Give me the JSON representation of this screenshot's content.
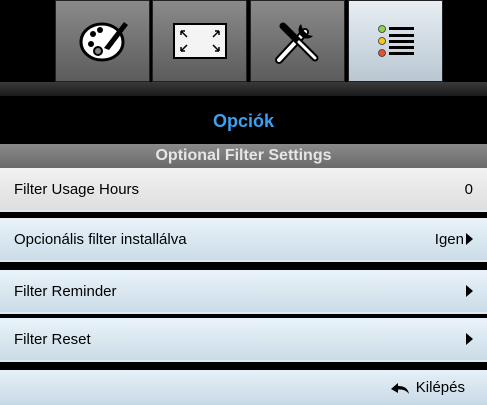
{
  "tabs": [
    {
      "icon": "display-palette-icon",
      "active": false
    },
    {
      "icon": "screen-resize-icon",
      "active": false
    },
    {
      "icon": "setup-tools-icon",
      "active": false
    },
    {
      "icon": "options-list-icon",
      "active": true
    }
  ],
  "header": {
    "title": "Opciók",
    "subtitle": "Optional Filter Settings"
  },
  "rows": [
    {
      "label": "Filter Usage Hours",
      "value": "0",
      "arrow": false
    },
    {
      "label": "Opcionális filter installálva",
      "value": "Igen",
      "arrow": true
    },
    {
      "label": "Filter Reminder",
      "value": "",
      "arrow": true
    },
    {
      "label": "Filter Reset",
      "value": "",
      "arrow": true
    }
  ],
  "footer": {
    "exit_label": "Kilépés",
    "icon": "back-arrow-icon"
  },
  "colors": {
    "accent": "#3ea0f0",
    "subtitle_bg": "#7a7a7a",
    "row_bg": "#d8e6f0"
  }
}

# # #

The string "icon" may appear in lines of the listing above; tally those lines and give the number only.

Solution to the exercise:
5